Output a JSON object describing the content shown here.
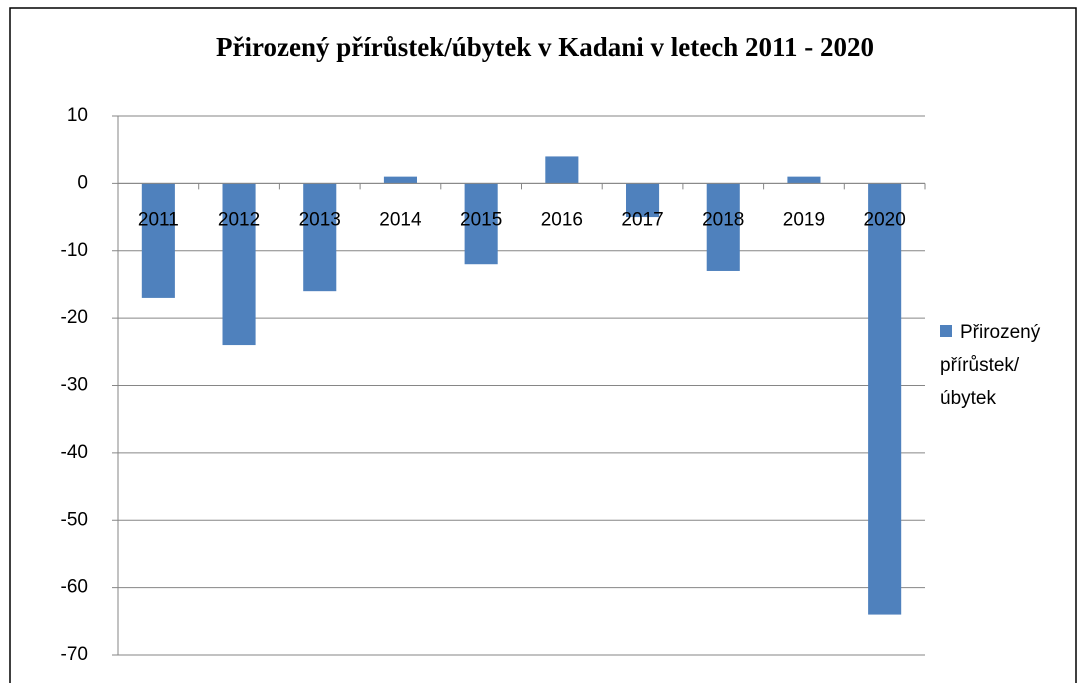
{
  "chart_data": {
    "type": "bar",
    "title": "Přirozený přírůstek/úbytek v Kadani v letech 2011 - 2020",
    "categories": [
      "2011",
      "2012",
      "2013",
      "2014",
      "2015",
      "2016",
      "2017",
      "2018",
      "2019",
      "2020"
    ],
    "series": [
      {
        "name": "Přirozený přírůstek/úbytek",
        "color": "#4f81bd",
        "values": [
          -17,
          -24,
          -16,
          1,
          -12,
          4,
          -5,
          -13,
          1,
          -64
        ]
      }
    ],
    "ylim": [
      -70,
      10
    ],
    "yticks": [
      -70,
      -60,
      -50,
      -40,
      -30,
      -20,
      -10,
      0,
      10
    ],
    "grid": true,
    "legend": "right"
  }
}
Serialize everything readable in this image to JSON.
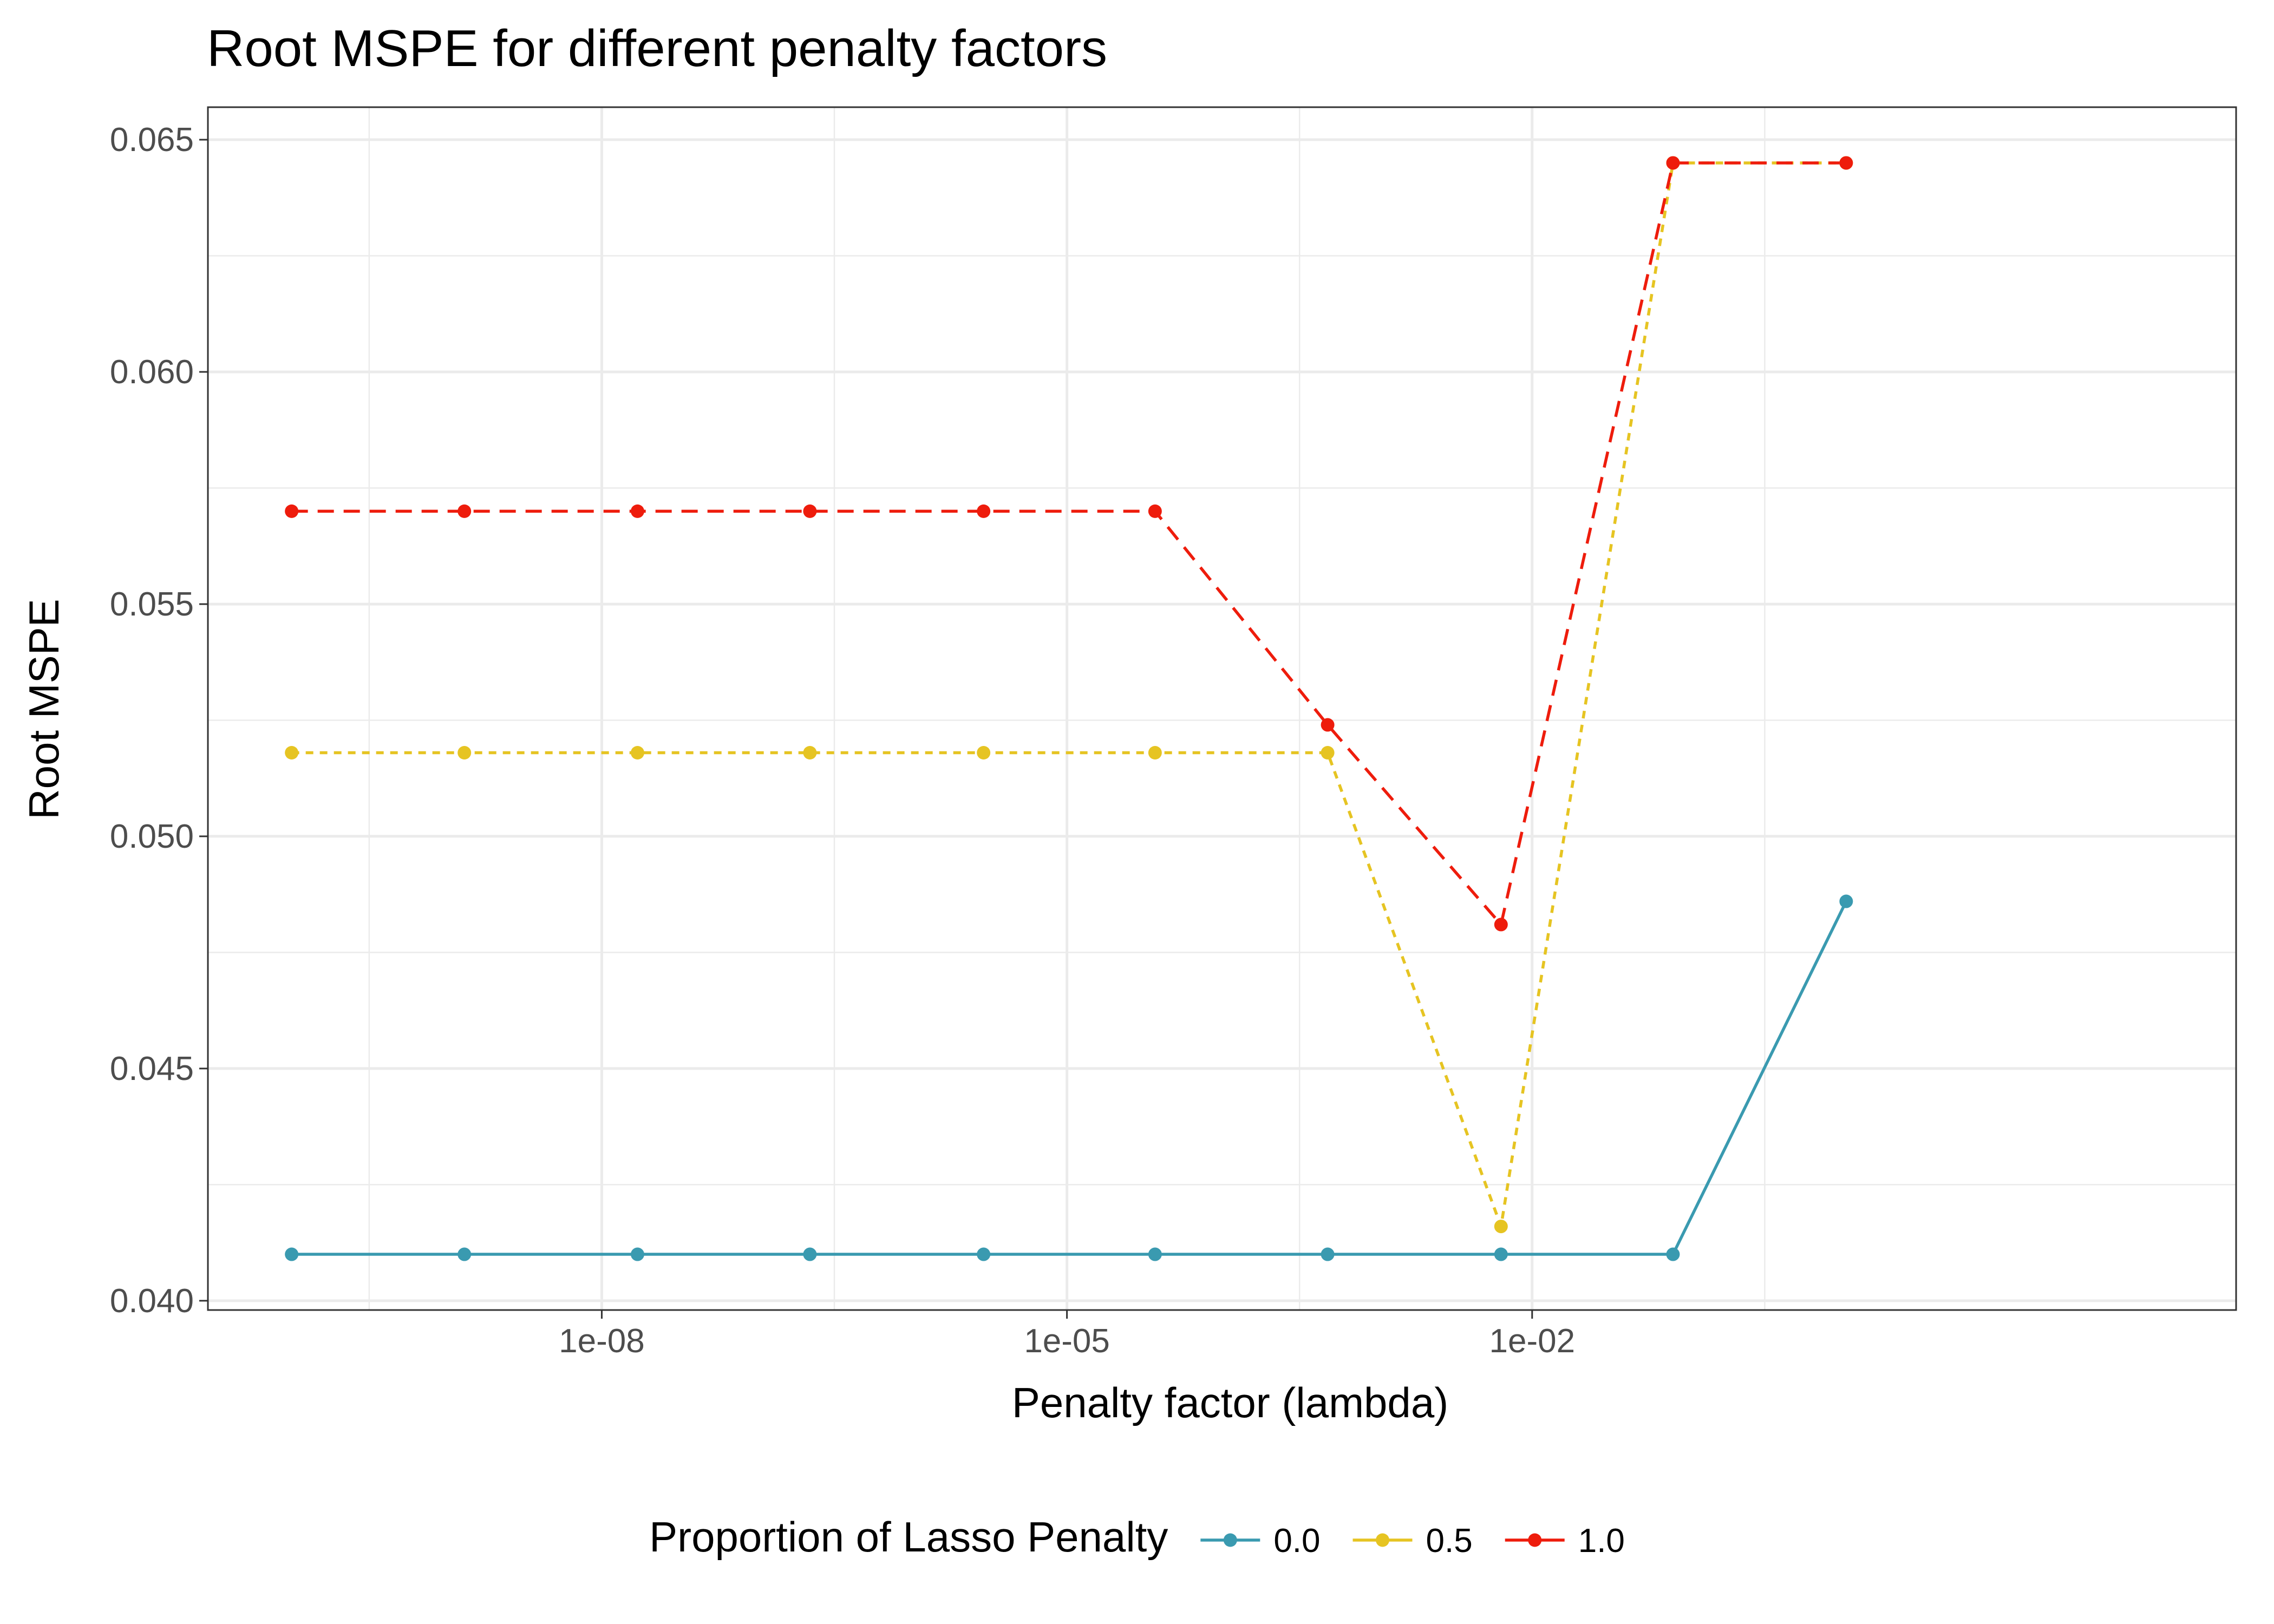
{
  "chart_data": {
    "type": "line",
    "title": "Root MSPE for different penalty factors",
    "xlabel": "Penalty factor (lambda)",
    "ylabel": "Root MSPE",
    "x_scale": "log10",
    "x_ticks": [
      {
        "value": 1e-08,
        "label": "1e-08"
      },
      {
        "value": 1e-05,
        "label": "1e-05"
      },
      {
        "value": 0.01,
        "label": "1e-02"
      }
    ],
    "y_ticks": [
      {
        "value": 0.04,
        "label": "0.040"
      },
      {
        "value": 0.045,
        "label": "0.045"
      },
      {
        "value": 0.05,
        "label": "0.050"
      },
      {
        "value": 0.055,
        "label": "0.055"
      },
      {
        "value": 0.06,
        "label": "0.060"
      },
      {
        "value": 0.065,
        "label": "0.065"
      }
    ],
    "xlim": [
      1e-10,
      100
    ],
    "ylim": [
      0.0398,
      0.0657
    ],
    "grid": true,
    "legend": {
      "title": "Proportion of Lasso Penalty",
      "position": "bottom"
    },
    "x": [
      1e-10,
      1.3e-09,
      1.7e-08,
      2.2e-07,
      2.9e-06,
      3.7e-05,
      0.00048,
      0.0063,
      0.081,
      1.06
    ],
    "series": [
      {
        "name": "0.0",
        "color": "#3a9ab0",
        "dash": "solid",
        "values": [
          0.041,
          0.041,
          0.041,
          0.041,
          0.041,
          0.041,
          0.041,
          0.041,
          0.041,
          0.0486
        ]
      },
      {
        "name": "0.5",
        "color": "#e6c422",
        "dash": "dotted",
        "values": [
          0.0518,
          0.0518,
          0.0518,
          0.0518,
          0.0518,
          0.0518,
          0.0518,
          0.0416,
          0.0645,
          0.0645
        ]
      },
      {
        "name": "1.0",
        "color": "#ee1c0c",
        "dash": "dashed",
        "values": [
          0.057,
          0.057,
          0.057,
          0.057,
          0.057,
          0.057,
          0.0524,
          0.0481,
          0.0645,
          0.0645
        ]
      }
    ]
  }
}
▬▬▬
**Your goal**
Only the number is wanted: how many lines of these entries contain the string "Root"?

**Solved problem**
2